**Description of the task:**
Show each line of the data below that has the string "provided" in it.

**Input material:**
#####

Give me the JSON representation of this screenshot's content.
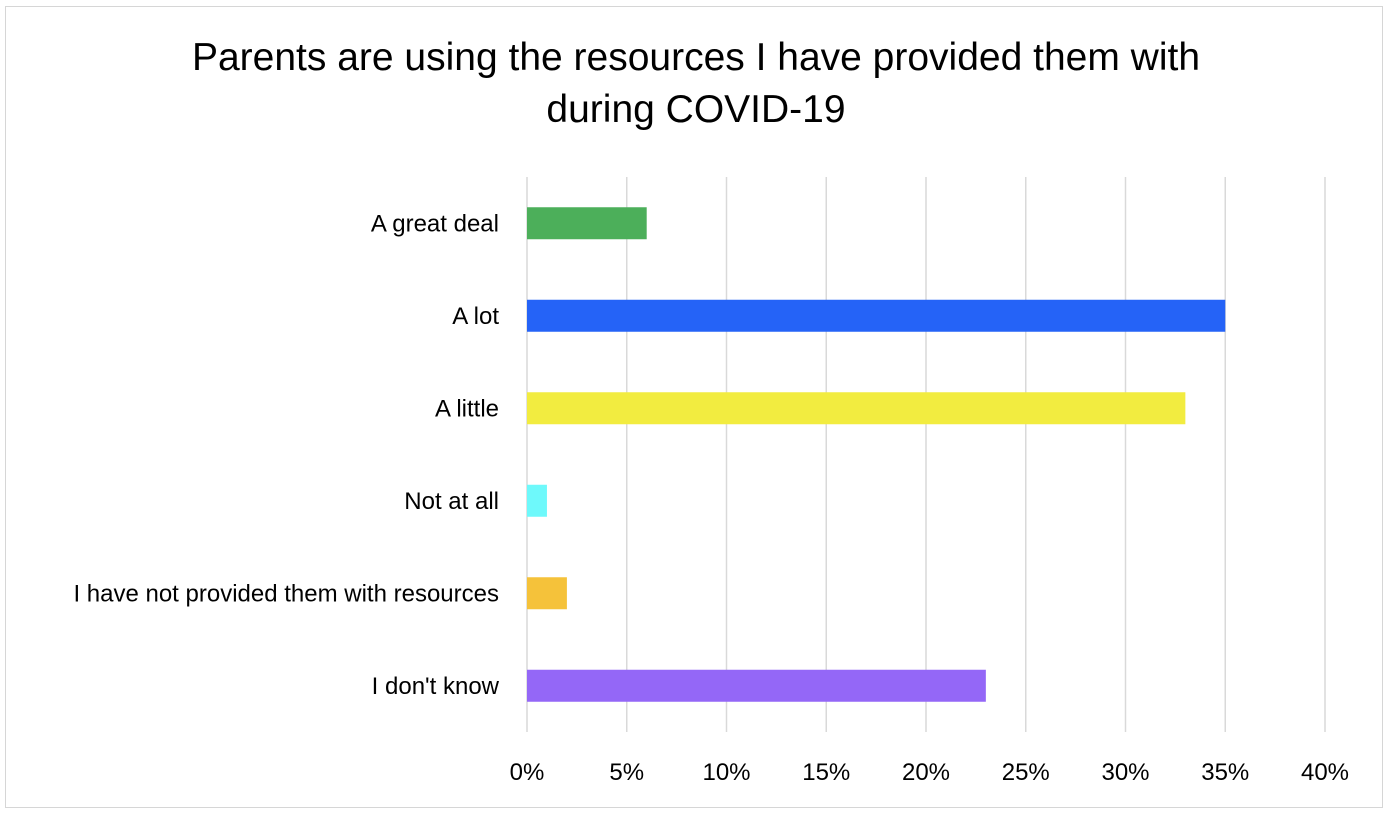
{
  "chart_data": {
    "type": "bar",
    "orientation": "horizontal",
    "title_lines": [
      "Parents are using the resources I have provided them with",
      "during COVID-19"
    ],
    "categories": [
      "A great deal",
      "A lot",
      "A little",
      "Not at all",
      "I have not provided them with resources",
      "I don't know"
    ],
    "values": [
      6,
      35,
      33,
      1,
      2,
      23
    ],
    "colors": [
      "#4caf5a",
      "#2563f7",
      "#f2ec40",
      "#6ef9fb",
      "#f5c23a",
      "#9467f7"
    ],
    "xlim": [
      0,
      40
    ],
    "xticks": [
      0,
      5,
      10,
      15,
      20,
      25,
      30,
      35,
      40
    ],
    "xtick_labels": [
      "0%",
      "5%",
      "10%",
      "15%",
      "20%",
      "25%",
      "30%",
      "35%",
      "40%"
    ],
    "grid": "vertical",
    "grid_color": "#d9d9d9",
    "legend": "none"
  }
}
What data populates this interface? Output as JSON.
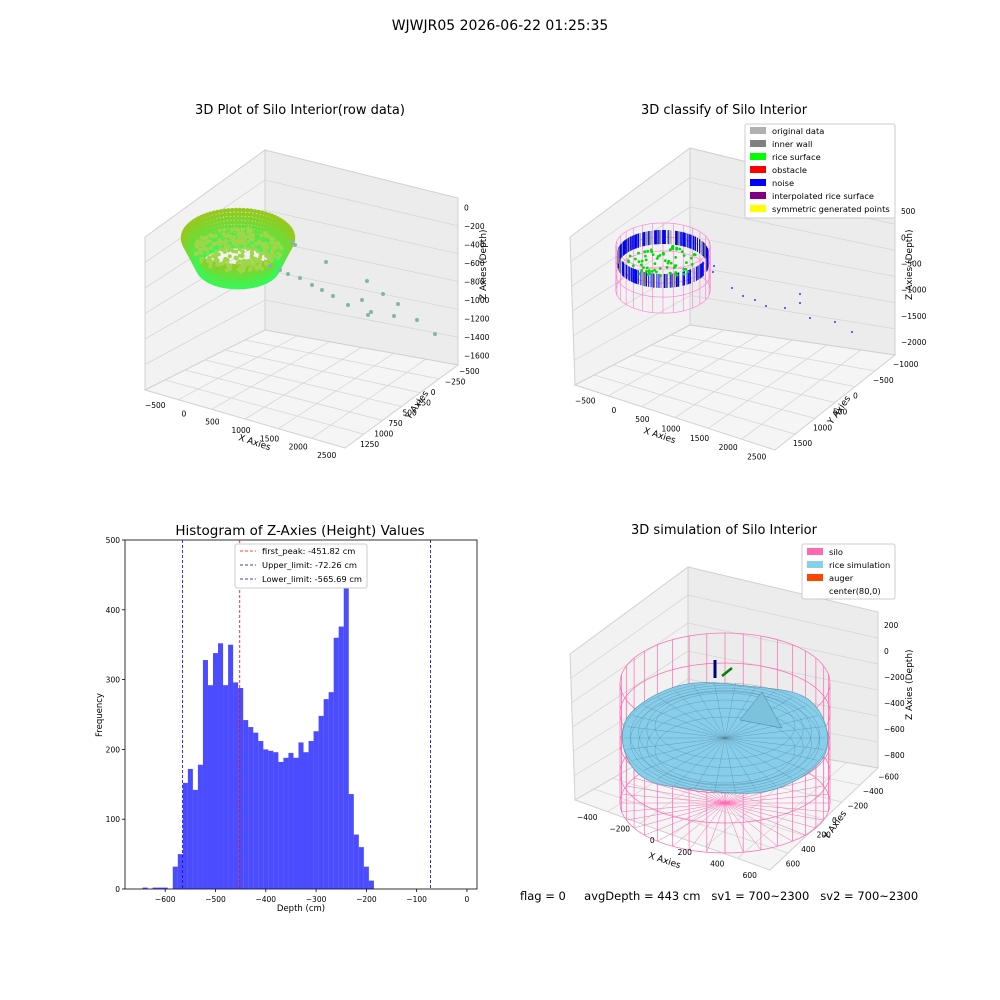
{
  "suptitle": "WJWJR05 2026-06-22 01:25:35",
  "footer": {
    "flag": "flag = 0",
    "avg": "avgDepth = 443 cm",
    "sv1": "sv1 = 700~2300",
    "sv2": "sv2 = 700~2300"
  },
  "plots": {
    "raw": {
      "title": "3D Plot of Silo Interior(row data)",
      "xlabel": "X Axies",
      "ylabel": "Y Axies",
      "zlabel": "Z Axies (Depth)",
      "xticks": [
        "−500",
        "0",
        "500",
        "1000",
        "1500",
        "2000",
        "2500"
      ],
      "yticks": [
        "−500",
        "−250",
        "0",
        "250",
        "500",
        "750",
        "1000",
        "1250"
      ],
      "zticks": [
        "0",
        "−200",
        "−400",
        "−600",
        "−800",
        "−1000",
        "−1200",
        "−1400",
        "−1600"
      ]
    },
    "classify": {
      "title": "3D classify of Silo Interior",
      "xlabel": "X Axies",
      "ylabel": "Y Axies",
      "zlabel": "Z Axies (Depth)",
      "xticks": [
        "−500",
        "0",
        "500",
        "1000",
        "1500",
        "2000",
        "2500"
      ],
      "yticks": [
        "−1000",
        "−500",
        "0",
        "500",
        "1000",
        "1500"
      ],
      "zticks": [
        "500",
        "0",
        "−500",
        "−1000",
        "−1500",
        "−2000"
      ],
      "legend": [
        {
          "label": "original data",
          "color": "#b0b0b0"
        },
        {
          "label": "inner wall",
          "color": "#808080"
        },
        {
          "label": "rice surface",
          "color": "#00ff00"
        },
        {
          "label": "obstacle",
          "color": "#ff0000"
        },
        {
          "label": "noise",
          "color": "#0000ff"
        },
        {
          "label": "interpolated rice surface",
          "color": "#800080"
        },
        {
          "label": "symmetric generated points",
          "color": "#ffff00"
        }
      ]
    },
    "simulation": {
      "title": "3D simulation of Silo Interior",
      "xlabel": "X Axies",
      "ylabel": "Y Axies",
      "zlabel": "Z Axies (Depth)",
      "xticks": [
        "−400",
        "−200",
        "0",
        "200",
        "400",
        "600"
      ],
      "yticks": [
        "−600",
        "−400",
        "−200",
        "0",
        "200",
        "400",
        "600"
      ],
      "zticks": [
        "200",
        "0",
        "−200",
        "−400",
        "−600",
        "−800"
      ],
      "legend": [
        {
          "label": "silo",
          "color": "#ff69b4"
        },
        {
          "label": "rice simulation",
          "color": "#87ceeb"
        },
        {
          "label": "auger",
          "color": "#ff4500"
        },
        {
          "label": "center(80,0)",
          "color": ""
        }
      ]
    }
  },
  "chart_data": {
    "type": "bar",
    "title": "Histogram of Z-Axies (Height) Values",
    "xlabel": "Depth (cm)",
    "ylabel": "Frequency",
    "xlim": [
      -680,
      20
    ],
    "ylim": [
      0,
      500
    ],
    "xticks": [
      -600,
      -500,
      -400,
      -300,
      -200,
      -100,
      0
    ],
    "yticks": [
      0,
      100,
      200,
      300,
      400,
      500
    ],
    "bin_start": -645,
    "bin_width": 10,
    "counts": [
      2,
      0,
      2,
      2,
      2,
      0,
      32,
      50,
      152,
      172,
      142,
      178,
      328,
      292,
      338,
      352,
      292,
      350,
      296,
      288,
      242,
      232,
      224,
      212,
      200,
      198,
      196,
      182,
      188,
      195,
      188,
      210,
      196,
      212,
      226,
      248,
      272,
      282,
      360,
      376,
      476,
      136,
      78,
      60,
      32,
      12
    ],
    "color": "#0000ff",
    "vlines": [
      {
        "label": "first_peak: -451.82 cm",
        "x": -451.82,
        "color": "#ff0000"
      },
      {
        "label": "Upper_limit: -72.26 cm",
        "x": -72.26,
        "color": "#00008b"
      },
      {
        "label": "Lower_limit: -565.69 cm",
        "x": -565.69,
        "color": "#0000ff"
      }
    ]
  }
}
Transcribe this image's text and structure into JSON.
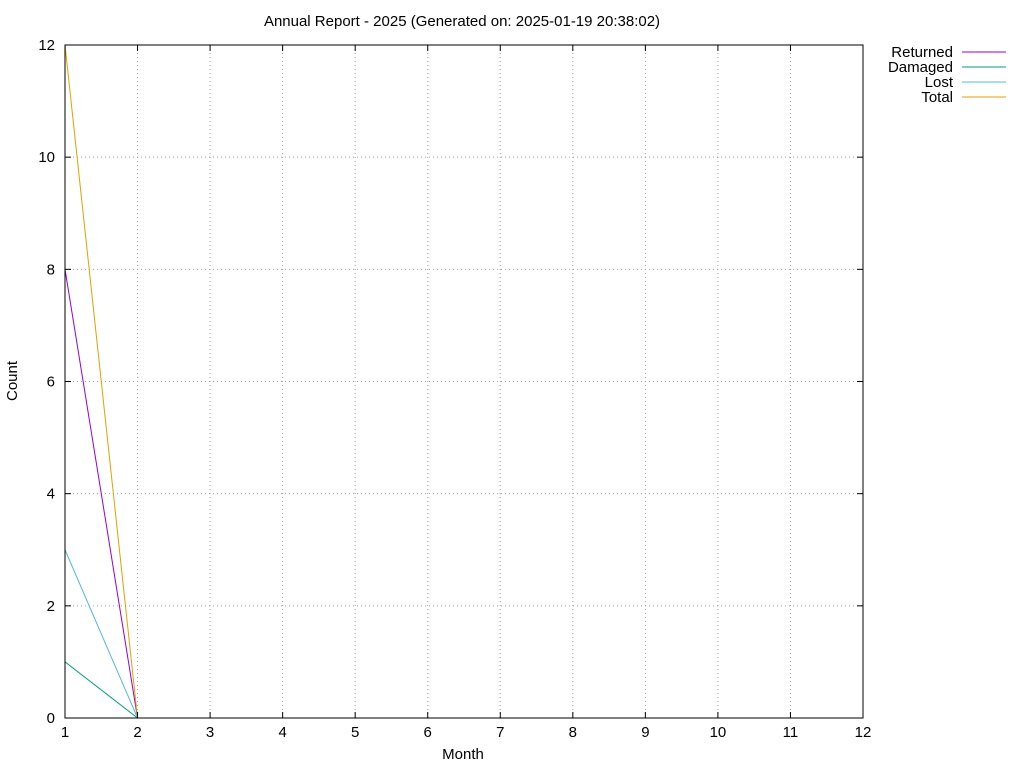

#####

**Written response:**
      "Parents are using the resources I have provided them with",
      "I have not provided them with resources",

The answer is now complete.